(Data records)
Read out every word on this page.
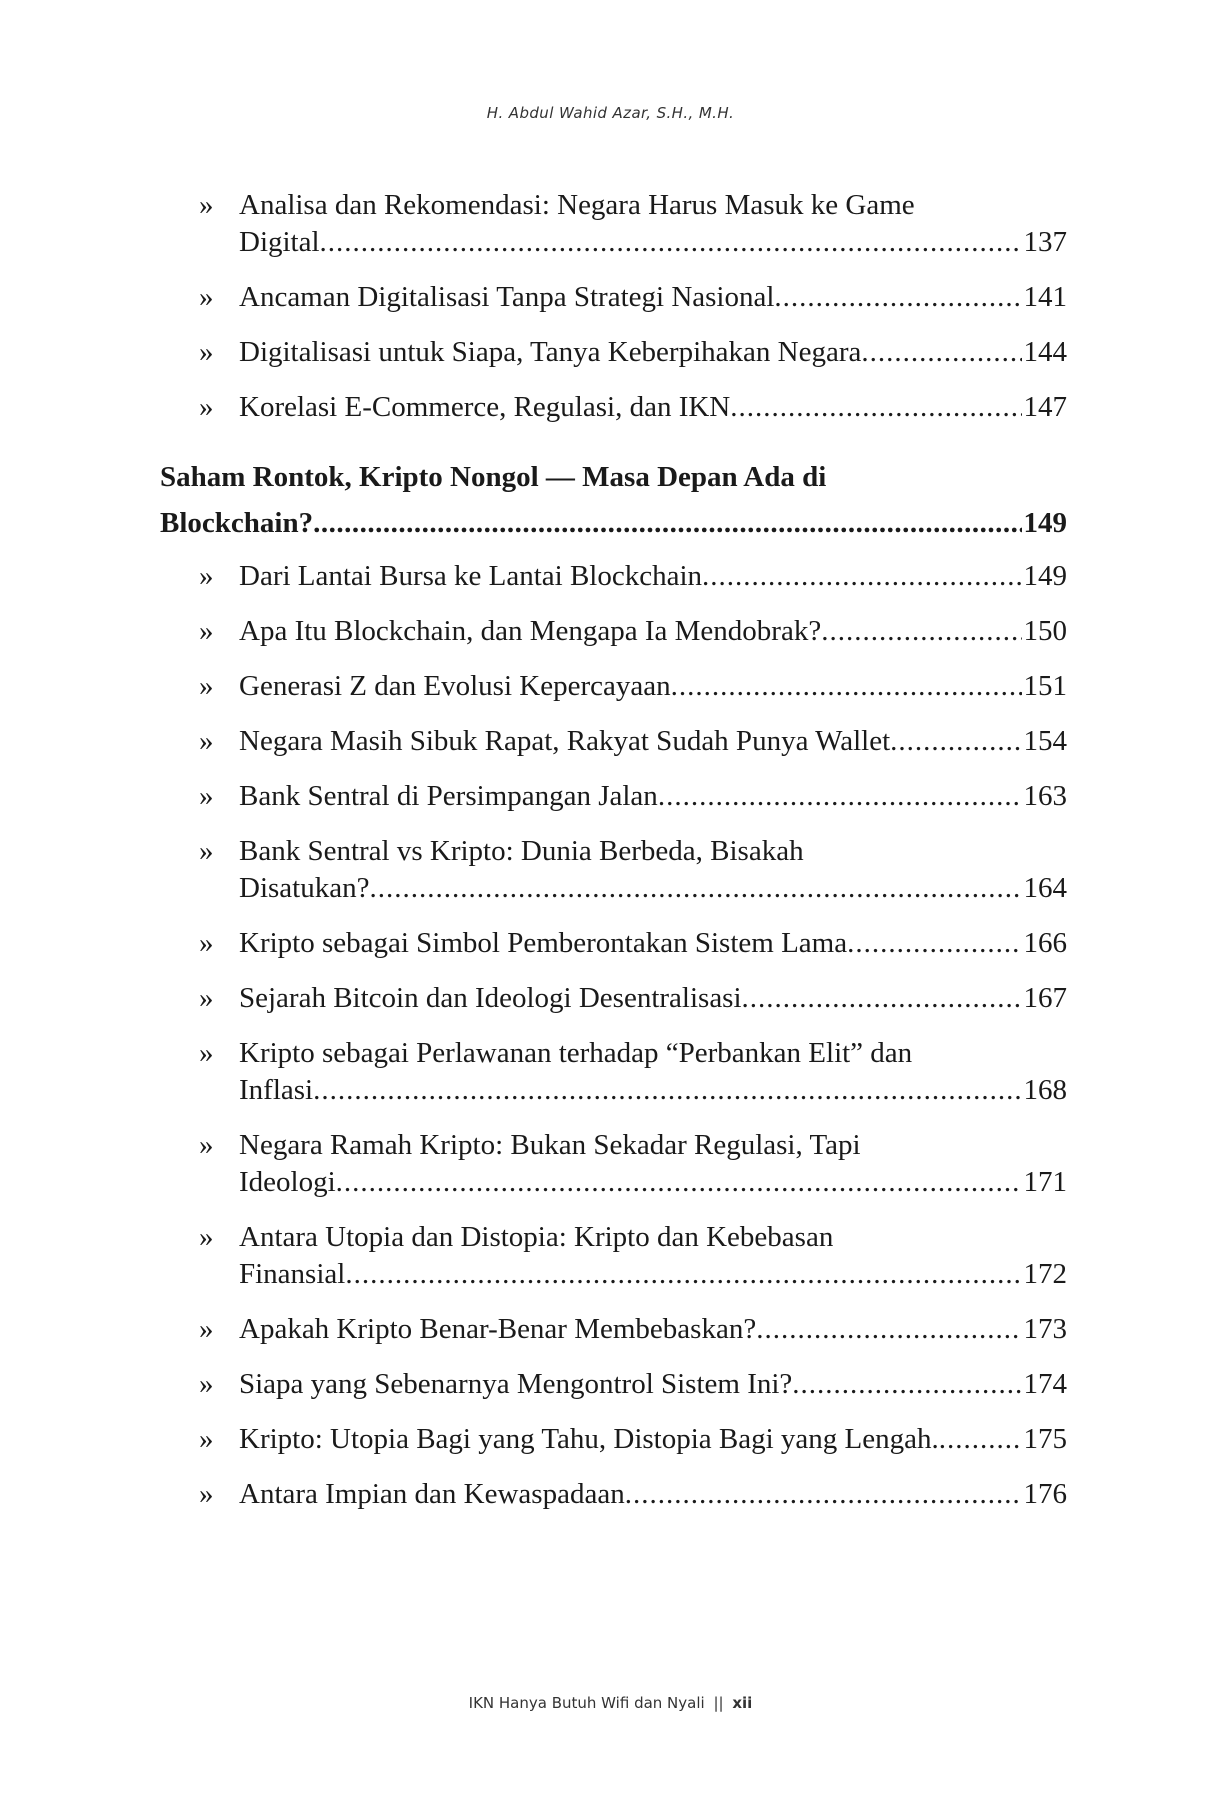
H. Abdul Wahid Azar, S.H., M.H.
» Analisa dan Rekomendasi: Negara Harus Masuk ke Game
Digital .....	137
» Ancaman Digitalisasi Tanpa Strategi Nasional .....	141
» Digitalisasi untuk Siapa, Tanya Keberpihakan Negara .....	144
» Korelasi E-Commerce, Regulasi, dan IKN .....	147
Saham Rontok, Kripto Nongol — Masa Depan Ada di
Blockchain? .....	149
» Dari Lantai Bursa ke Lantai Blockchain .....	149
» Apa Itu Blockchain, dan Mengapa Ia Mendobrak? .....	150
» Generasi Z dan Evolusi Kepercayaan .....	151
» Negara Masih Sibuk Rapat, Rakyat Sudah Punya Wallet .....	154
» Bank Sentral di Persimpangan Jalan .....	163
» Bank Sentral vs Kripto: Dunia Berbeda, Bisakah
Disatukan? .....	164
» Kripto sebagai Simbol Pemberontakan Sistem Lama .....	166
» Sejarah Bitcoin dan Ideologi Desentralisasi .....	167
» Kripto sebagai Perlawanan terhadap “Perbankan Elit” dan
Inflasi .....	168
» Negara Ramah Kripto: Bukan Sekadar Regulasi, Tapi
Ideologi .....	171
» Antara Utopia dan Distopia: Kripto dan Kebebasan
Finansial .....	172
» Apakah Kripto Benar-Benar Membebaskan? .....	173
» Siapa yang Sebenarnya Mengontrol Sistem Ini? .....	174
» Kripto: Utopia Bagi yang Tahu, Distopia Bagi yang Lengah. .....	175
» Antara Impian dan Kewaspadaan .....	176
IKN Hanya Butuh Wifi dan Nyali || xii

#### What to work on
Transcribe the records above verbatim. Do not carry over any picture.

#### Complete output
Read out every word on this page.
H. Abdul Wahid Azar, S.H., M.H.
» Analisa dan Rekomendasi: Negara Harus Masuk ke Game
Digital .....	137
» Ancaman Digitalisasi Tanpa Strategi Nasional .....	141
» Digitalisasi untuk Siapa, Tanya Keberpihakan Negara .....	144
» Korelasi E-Commerce, Regulasi, dan IKN .....	147
Saham Rontok, Kripto Nongol — Masa Depan Ada di
Blockchain? .....	149
» Dari Lantai Bursa ke Lantai Blockchain .....	149
» Apa Itu Blockchain, dan Mengapa Ia Mendobrak? .....	150
» Generasi Z dan Evolusi Kepercayaan .....	151
» Negara Masih Sibuk Rapat, Rakyat Sudah Punya Wallet .....	154
» Bank Sentral di Persimpangan Jalan .....	163
» Bank Sentral vs Kripto: Dunia Berbeda, Bisakah
Disatukan? .....	164
» Kripto sebagai Simbol Pemberontakan Sistem Lama .....	166
» Sejarah Bitcoin dan Ideologi Desentralisasi .....	167
» Kripto sebagai Perlawanan terhadap “Perbankan Elit” dan
Inflasi .....	168
» Negara Ramah Kripto: Bukan Sekadar Regulasi, Tapi
Ideologi .....	171
» Antara Utopia dan Distopia: Kripto dan Kebebasan
Finansial .....	172
» Apakah Kripto Benar-Benar Membebaskan? .....	173
» Siapa yang Sebenarnya Mengontrol Sistem Ini? .....	174
» Kripto: Utopia Bagi yang Tahu, Distopia Bagi yang Lengah. .....	175
» Antara Impian dan Kewaspadaan .....	176
IKN Hanya Butuh Wifi dan Nyali || xii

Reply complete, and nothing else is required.